Supplied material:
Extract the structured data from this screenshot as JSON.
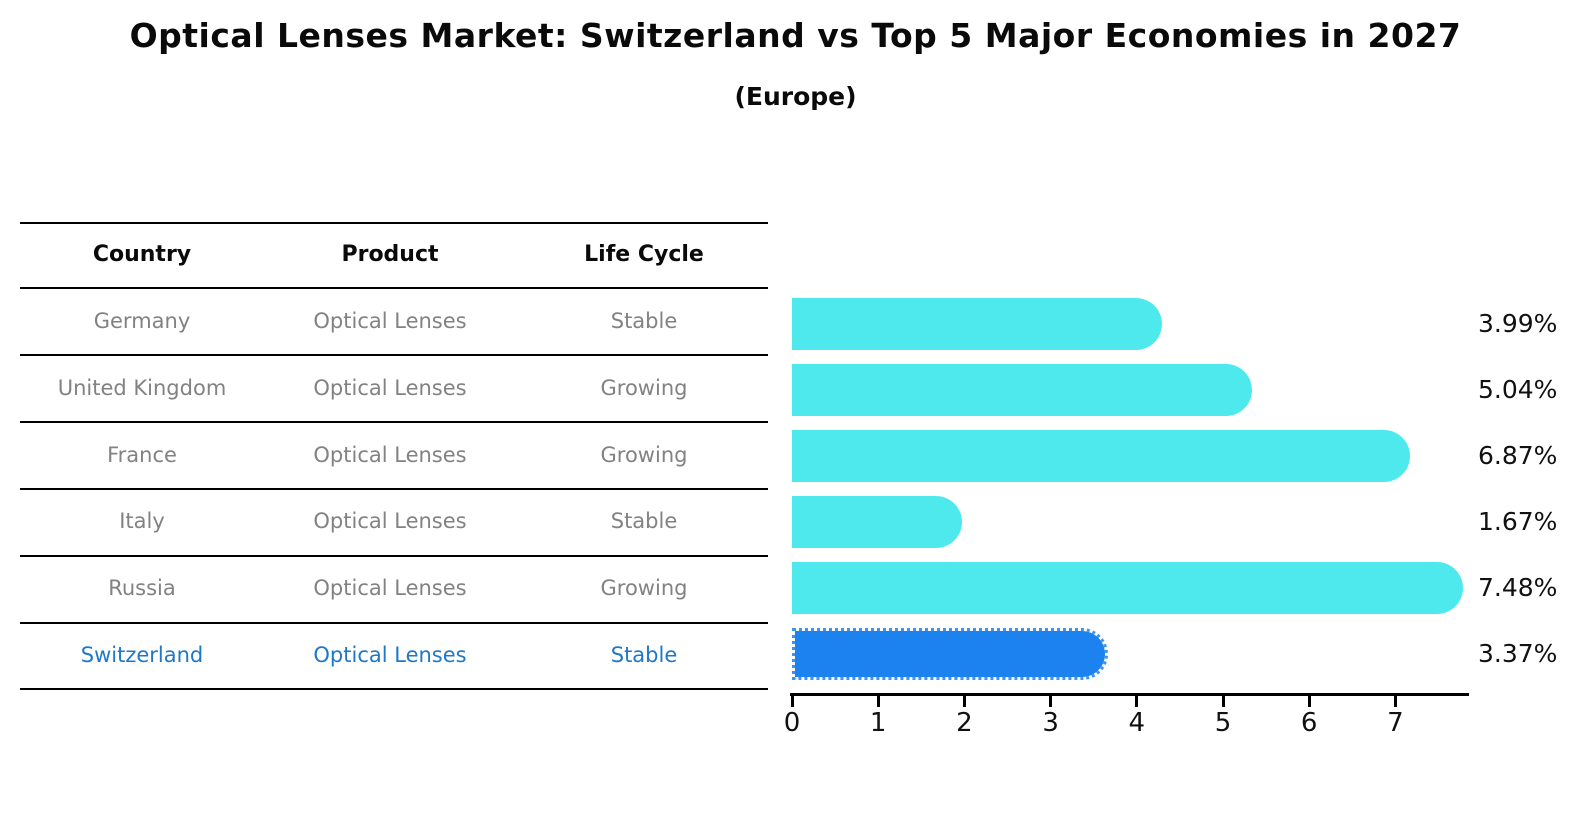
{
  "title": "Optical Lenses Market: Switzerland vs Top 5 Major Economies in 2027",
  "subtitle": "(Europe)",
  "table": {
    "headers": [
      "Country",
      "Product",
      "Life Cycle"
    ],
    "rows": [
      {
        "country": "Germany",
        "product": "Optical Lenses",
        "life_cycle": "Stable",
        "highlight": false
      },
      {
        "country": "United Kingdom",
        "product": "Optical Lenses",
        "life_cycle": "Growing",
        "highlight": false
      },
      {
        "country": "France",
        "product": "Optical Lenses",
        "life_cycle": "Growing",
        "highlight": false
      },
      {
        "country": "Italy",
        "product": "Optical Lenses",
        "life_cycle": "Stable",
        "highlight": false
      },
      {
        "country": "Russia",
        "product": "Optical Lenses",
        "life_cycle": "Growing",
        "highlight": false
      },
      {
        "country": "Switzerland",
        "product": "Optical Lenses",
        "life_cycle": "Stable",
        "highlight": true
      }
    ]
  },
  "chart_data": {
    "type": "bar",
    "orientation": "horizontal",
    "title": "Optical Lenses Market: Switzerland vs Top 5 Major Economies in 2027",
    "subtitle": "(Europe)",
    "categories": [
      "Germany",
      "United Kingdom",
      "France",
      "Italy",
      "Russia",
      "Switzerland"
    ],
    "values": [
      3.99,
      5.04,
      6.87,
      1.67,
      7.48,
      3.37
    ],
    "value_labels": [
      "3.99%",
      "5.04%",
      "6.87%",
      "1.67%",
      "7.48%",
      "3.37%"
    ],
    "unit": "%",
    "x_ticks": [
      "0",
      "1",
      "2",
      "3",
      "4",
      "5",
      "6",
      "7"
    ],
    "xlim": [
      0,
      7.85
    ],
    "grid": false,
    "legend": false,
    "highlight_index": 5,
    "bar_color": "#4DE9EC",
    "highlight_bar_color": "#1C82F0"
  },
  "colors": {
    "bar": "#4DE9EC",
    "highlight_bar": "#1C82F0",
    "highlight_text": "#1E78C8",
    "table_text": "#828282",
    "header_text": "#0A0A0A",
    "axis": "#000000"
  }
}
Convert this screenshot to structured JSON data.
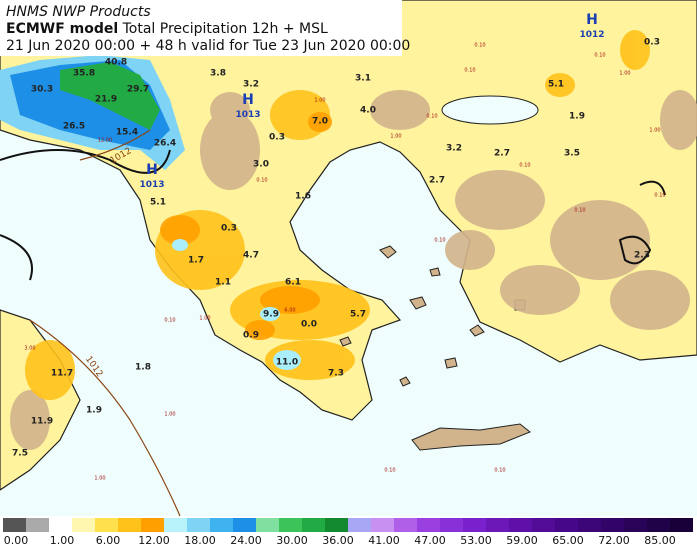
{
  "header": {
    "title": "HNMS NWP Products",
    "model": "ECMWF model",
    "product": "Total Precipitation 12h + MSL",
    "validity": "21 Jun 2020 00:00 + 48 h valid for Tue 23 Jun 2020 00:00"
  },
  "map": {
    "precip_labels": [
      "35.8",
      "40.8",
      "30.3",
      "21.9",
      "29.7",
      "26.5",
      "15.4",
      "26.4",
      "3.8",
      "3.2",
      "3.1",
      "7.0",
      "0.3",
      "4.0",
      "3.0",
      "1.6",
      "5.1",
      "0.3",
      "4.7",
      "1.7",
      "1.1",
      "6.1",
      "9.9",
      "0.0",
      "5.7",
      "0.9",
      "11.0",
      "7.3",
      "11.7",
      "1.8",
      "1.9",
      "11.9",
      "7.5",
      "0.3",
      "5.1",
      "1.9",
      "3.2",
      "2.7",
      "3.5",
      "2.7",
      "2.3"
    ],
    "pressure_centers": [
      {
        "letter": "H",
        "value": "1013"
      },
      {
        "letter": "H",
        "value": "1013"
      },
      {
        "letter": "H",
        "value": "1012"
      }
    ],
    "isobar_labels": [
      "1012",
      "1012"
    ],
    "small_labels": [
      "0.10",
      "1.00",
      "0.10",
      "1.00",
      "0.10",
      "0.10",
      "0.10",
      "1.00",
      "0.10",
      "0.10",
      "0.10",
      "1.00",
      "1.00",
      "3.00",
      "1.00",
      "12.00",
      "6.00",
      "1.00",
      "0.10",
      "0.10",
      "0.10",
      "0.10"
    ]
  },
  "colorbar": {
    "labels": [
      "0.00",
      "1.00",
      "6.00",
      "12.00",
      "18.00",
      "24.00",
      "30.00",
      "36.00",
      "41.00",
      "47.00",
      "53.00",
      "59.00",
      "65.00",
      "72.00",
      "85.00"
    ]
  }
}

Stated goal: Give the number of lines in the entries that hold the word "JSON", and nothing else.

The output: 2